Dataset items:
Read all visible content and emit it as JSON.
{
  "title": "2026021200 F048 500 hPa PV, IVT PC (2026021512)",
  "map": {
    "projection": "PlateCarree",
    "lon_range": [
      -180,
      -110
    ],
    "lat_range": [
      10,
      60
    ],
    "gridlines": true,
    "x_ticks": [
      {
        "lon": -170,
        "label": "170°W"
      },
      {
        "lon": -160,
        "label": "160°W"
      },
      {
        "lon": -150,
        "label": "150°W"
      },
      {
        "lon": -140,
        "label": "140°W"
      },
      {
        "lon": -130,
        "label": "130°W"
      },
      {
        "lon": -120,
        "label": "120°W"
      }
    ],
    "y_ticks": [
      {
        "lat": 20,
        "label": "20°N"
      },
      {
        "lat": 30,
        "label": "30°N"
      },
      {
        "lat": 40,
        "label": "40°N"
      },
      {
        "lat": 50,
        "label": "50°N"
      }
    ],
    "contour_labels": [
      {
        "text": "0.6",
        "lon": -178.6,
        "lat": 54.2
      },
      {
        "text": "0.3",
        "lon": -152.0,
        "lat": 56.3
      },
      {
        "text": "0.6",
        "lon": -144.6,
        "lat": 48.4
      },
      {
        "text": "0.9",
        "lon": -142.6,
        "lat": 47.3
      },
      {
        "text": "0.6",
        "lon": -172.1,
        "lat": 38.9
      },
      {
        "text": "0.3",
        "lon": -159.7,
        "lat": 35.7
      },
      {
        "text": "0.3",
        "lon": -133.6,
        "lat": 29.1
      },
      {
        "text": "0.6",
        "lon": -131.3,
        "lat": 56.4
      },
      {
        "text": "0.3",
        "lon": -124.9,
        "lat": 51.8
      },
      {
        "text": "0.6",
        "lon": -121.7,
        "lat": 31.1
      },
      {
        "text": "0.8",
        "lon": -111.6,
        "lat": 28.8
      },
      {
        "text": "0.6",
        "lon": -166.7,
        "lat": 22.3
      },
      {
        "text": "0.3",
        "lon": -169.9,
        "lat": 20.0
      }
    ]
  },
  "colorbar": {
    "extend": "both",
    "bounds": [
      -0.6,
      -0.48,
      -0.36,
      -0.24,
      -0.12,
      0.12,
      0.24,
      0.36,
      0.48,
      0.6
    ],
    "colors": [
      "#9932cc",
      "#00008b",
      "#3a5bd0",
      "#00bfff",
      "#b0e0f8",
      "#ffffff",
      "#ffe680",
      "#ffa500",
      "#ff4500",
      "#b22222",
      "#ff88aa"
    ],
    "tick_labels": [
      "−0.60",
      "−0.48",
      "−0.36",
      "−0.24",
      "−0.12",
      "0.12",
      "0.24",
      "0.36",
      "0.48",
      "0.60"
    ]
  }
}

**Task goal:**
In this exercise, repeat all entries exactly.

**Solution below:**
Read all visible content and emit it as JSON.
{
  "title": "2026021200 F048 500 hPa PV, IVT PC (2026021512)",
  "map": {
    "projection": "PlateCarree",
    "lon_range": [
      -180,
      -110
    ],
    "lat_range": [
      10,
      60
    ],
    "gridlines": true,
    "x_ticks": [
      {
        "lon": -170,
        "label": "170°W"
      },
      {
        "lon": -160,
        "label": "160°W"
      },
      {
        "lon": -150,
        "label": "150°W"
      },
      {
        "lon": -140,
        "label": "140°W"
      },
      {
        "lon": -130,
        "label": "130°W"
      },
      {
        "lon": -120,
        "label": "120°W"
      }
    ],
    "y_ticks": [
      {
        "lat": 20,
        "label": "20°N"
      },
      {
        "lat": 30,
        "label": "30°N"
      },
      {
        "lat": 40,
        "label": "40°N"
      },
      {
        "lat": 50,
        "label": "50°N"
      }
    ],
    "contour_labels": [
      {
        "text": "0.6",
        "lon": -178.6,
        "lat": 54.2
      },
      {
        "text": "0.3",
        "lon": -152.0,
        "lat": 56.3
      },
      {
        "text": "0.6",
        "lon": -144.6,
        "lat": 48.4
      },
      {
        "text": "0.9",
        "lon": -142.6,
        "lat": 47.3
      },
      {
        "text": "0.6",
        "lon": -172.1,
        "lat": 38.9
      },
      {
        "text": "0.3",
        "lon": -159.7,
        "lat": 35.7
      },
      {
        "text": "0.3",
        "lon": -133.6,
        "lat": 29.1
      },
      {
        "text": "0.6",
        "lon": -131.3,
        "lat": 56.4
      },
      {
        "text": "0.3",
        "lon": -124.9,
        "lat": 51.8
      },
      {
        "text": "0.6",
        "lon": -121.7,
        "lat": 31.1
      },
      {
        "text": "0.8",
        "lon": -111.6,
        "lat": 28.8
      },
      {
        "text": "0.6",
        "lon": -166.7,
        "lat": 22.3
      },
      {
        "text": "0.3",
        "lon": -169.9,
        "lat": 20.0
      }
    ]
  },
  "colorbar": {
    "extend": "both",
    "bounds": [
      -0.6,
      -0.48,
      -0.36,
      -0.24,
      -0.12,
      0.12,
      0.24,
      0.36,
      0.48,
      0.6
    ],
    "colors": [
      "#9932cc",
      "#00008b",
      "#3a5bd0",
      "#00bfff",
      "#b0e0f8",
      "#ffffff",
      "#ffe680",
      "#ffa500",
      "#ff4500",
      "#b22222",
      "#ff88aa"
    ],
    "tick_labels": [
      "−0.60",
      "−0.48",
      "−0.36",
      "−0.24",
      "−0.12",
      "0.12",
      "0.24",
      "0.36",
      "0.48",
      "0.60"
    ]
  }
}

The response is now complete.